Transcript data for document pages
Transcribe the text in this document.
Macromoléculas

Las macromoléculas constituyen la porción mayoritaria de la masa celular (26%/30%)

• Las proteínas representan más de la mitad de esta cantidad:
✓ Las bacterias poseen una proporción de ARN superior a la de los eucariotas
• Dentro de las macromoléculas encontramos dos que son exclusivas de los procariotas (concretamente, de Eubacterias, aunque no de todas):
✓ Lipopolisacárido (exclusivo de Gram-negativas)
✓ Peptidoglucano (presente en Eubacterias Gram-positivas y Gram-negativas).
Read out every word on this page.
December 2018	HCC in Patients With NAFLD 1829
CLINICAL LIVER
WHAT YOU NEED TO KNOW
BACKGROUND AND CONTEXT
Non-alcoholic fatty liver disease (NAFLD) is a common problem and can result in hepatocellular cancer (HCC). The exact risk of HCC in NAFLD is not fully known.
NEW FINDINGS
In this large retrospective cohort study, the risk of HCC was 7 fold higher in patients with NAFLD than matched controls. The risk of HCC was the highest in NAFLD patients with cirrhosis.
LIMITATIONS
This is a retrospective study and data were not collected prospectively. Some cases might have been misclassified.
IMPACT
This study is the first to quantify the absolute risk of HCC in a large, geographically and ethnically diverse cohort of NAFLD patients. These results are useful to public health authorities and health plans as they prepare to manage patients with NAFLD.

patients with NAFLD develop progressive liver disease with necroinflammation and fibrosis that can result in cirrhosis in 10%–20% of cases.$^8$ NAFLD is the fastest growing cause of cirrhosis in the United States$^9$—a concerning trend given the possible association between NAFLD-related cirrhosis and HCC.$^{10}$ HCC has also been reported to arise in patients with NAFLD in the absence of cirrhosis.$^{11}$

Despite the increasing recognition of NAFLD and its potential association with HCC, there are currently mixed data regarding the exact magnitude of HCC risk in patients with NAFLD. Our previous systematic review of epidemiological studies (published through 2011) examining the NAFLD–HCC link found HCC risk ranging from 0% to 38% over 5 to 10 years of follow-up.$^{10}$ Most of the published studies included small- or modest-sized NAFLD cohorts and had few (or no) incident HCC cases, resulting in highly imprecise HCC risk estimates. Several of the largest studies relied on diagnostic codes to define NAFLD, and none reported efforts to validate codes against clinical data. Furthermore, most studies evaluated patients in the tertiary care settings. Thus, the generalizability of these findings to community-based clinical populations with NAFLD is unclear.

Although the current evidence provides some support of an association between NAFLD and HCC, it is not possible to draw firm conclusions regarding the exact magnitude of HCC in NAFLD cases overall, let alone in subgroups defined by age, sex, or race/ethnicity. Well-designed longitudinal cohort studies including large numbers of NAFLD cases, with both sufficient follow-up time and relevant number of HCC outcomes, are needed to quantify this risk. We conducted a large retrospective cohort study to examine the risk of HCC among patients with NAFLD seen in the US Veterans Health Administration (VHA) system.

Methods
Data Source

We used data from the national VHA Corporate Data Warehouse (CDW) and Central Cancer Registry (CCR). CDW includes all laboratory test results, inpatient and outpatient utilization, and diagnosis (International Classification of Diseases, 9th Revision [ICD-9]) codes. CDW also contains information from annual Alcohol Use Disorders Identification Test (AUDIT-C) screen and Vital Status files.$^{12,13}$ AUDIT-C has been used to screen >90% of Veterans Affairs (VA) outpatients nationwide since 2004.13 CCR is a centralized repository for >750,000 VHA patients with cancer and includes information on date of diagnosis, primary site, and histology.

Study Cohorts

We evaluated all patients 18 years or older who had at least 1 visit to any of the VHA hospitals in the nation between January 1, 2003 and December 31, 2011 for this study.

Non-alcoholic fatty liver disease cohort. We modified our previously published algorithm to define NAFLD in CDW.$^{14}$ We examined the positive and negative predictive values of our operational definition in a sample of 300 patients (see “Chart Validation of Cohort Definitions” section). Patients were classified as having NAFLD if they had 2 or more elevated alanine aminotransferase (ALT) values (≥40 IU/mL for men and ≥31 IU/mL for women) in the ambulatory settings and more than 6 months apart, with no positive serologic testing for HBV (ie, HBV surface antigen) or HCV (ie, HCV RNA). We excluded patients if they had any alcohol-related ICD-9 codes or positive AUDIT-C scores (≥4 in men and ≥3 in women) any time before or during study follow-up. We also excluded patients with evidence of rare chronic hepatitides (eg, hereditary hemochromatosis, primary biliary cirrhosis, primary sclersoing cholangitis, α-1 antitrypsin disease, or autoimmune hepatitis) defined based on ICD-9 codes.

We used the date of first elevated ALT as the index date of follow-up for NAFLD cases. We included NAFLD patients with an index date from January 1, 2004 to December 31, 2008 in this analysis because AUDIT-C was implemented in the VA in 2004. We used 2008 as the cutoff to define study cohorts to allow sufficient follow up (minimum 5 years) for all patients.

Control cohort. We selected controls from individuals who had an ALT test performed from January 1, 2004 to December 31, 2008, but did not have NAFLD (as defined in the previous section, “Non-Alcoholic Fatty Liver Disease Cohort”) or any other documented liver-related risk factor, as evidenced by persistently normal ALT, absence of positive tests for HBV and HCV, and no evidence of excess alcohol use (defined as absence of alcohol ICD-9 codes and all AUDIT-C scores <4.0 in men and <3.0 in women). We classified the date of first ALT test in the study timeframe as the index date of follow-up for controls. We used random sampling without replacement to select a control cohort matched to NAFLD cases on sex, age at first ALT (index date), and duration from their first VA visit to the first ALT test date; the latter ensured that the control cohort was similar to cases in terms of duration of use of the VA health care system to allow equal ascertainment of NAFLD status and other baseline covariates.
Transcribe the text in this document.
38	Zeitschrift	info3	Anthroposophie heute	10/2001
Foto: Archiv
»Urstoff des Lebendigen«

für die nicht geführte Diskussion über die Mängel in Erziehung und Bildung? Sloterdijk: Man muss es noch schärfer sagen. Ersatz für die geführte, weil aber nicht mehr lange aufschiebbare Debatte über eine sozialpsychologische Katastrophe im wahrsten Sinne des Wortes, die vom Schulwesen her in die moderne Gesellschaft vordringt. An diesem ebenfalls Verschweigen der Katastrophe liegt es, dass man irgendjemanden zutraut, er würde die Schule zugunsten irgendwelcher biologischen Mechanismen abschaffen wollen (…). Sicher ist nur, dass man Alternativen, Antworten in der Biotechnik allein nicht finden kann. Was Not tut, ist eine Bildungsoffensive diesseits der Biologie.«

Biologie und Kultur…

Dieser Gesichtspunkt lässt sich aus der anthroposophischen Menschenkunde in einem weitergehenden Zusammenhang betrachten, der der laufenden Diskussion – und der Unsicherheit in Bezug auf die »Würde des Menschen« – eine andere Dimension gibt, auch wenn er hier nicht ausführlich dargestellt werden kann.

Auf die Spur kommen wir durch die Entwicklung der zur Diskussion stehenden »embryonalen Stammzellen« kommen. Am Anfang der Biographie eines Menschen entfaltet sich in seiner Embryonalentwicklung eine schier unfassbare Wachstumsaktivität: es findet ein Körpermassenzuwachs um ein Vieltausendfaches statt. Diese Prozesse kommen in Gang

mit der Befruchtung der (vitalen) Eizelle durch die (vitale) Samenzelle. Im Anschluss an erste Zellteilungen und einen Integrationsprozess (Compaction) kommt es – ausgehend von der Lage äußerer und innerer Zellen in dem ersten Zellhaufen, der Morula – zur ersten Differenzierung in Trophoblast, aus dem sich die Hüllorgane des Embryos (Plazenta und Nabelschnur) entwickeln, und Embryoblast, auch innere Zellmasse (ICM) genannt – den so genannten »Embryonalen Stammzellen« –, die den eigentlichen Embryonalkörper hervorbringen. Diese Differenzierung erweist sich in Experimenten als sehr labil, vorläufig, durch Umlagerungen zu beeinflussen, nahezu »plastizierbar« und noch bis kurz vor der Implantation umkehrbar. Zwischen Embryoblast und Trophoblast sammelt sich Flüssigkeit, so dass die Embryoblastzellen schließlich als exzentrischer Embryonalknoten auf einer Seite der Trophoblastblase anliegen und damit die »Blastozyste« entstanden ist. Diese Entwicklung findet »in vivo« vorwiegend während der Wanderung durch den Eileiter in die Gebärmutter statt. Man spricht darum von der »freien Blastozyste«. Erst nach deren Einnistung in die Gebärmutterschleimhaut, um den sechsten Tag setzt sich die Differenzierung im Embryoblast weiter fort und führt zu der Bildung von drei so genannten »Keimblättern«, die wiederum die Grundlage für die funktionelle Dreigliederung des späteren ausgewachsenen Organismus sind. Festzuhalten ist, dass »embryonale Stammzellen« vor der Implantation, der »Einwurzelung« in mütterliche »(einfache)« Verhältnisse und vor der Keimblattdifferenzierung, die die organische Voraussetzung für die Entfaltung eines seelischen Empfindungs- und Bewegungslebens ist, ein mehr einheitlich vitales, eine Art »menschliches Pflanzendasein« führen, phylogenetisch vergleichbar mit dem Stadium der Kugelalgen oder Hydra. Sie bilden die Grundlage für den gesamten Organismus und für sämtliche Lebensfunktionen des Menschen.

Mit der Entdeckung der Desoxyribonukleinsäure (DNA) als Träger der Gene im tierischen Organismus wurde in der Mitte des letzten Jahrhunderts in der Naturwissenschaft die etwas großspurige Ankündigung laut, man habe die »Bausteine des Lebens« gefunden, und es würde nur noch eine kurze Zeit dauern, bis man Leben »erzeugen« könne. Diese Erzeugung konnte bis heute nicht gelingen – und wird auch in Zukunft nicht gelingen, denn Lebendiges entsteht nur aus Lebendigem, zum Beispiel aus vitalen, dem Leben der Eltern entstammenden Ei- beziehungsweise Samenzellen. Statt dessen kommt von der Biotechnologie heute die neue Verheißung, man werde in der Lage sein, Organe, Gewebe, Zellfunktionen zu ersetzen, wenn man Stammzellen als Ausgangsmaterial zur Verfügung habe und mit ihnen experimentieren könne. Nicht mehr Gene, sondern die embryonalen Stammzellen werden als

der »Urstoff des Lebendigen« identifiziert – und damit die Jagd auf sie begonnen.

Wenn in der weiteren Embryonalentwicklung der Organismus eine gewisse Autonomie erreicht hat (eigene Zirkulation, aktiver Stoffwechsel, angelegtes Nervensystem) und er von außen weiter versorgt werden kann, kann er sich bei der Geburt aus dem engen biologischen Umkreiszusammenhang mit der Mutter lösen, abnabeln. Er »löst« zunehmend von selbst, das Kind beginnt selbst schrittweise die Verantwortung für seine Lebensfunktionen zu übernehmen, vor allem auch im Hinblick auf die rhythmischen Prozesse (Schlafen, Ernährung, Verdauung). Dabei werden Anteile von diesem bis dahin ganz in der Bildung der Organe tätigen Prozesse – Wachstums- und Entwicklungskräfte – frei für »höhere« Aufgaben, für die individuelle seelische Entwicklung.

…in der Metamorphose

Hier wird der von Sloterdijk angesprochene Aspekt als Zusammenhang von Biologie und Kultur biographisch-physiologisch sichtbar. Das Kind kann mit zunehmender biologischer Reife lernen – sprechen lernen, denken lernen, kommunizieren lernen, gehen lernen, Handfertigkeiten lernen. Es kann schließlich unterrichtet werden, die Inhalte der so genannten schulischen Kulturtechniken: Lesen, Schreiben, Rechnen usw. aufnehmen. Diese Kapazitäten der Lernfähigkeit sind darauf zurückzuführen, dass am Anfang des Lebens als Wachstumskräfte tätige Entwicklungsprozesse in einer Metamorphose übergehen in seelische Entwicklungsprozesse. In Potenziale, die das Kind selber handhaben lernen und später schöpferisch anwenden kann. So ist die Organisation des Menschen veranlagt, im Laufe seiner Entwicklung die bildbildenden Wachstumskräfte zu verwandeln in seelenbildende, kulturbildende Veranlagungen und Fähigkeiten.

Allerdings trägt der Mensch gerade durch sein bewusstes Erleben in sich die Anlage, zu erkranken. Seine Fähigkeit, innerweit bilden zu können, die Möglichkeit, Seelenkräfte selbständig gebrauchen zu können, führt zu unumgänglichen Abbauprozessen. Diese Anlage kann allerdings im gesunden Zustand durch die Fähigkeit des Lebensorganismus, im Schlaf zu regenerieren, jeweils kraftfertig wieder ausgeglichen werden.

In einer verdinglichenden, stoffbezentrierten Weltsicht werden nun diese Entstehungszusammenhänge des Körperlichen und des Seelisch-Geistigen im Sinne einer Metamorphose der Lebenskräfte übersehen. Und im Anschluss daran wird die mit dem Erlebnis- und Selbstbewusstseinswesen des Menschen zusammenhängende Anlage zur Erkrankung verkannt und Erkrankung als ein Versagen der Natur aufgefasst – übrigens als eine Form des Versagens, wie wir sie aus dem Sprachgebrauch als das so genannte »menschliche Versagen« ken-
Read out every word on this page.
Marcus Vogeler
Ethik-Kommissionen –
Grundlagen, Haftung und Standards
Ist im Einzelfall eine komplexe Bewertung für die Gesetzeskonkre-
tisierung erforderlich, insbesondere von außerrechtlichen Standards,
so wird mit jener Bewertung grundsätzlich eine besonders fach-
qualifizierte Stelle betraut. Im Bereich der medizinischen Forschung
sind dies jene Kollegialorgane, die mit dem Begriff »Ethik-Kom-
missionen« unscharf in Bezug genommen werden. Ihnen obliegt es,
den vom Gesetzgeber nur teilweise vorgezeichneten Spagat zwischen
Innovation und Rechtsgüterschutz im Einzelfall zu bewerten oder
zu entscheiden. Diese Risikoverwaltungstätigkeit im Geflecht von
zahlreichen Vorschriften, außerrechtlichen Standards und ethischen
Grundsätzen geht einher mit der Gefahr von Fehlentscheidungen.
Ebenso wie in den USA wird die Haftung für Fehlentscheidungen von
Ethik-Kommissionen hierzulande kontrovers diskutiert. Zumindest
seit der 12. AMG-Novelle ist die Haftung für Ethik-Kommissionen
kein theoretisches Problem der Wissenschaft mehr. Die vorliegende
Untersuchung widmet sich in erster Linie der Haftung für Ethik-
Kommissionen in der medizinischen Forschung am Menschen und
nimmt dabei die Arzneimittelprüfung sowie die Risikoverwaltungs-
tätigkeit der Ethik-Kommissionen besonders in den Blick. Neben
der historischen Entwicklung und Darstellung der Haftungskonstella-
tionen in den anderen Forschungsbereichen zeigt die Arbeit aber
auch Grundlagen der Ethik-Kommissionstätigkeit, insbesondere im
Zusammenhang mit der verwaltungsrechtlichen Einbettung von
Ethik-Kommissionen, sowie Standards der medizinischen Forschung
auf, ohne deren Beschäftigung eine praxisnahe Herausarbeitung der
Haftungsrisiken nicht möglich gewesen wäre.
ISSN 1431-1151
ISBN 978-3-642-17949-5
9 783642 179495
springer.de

_WORK TO BE COMPLETED:_
Every line above carrying the word "besonders" needs to be shown.

_RESPONSE AREA:_
so wird mit jener Bewertung grundsätzlich eine besonders fach-
tätigkeit der Ethik-Kommissionen besonders in den Blick. Neben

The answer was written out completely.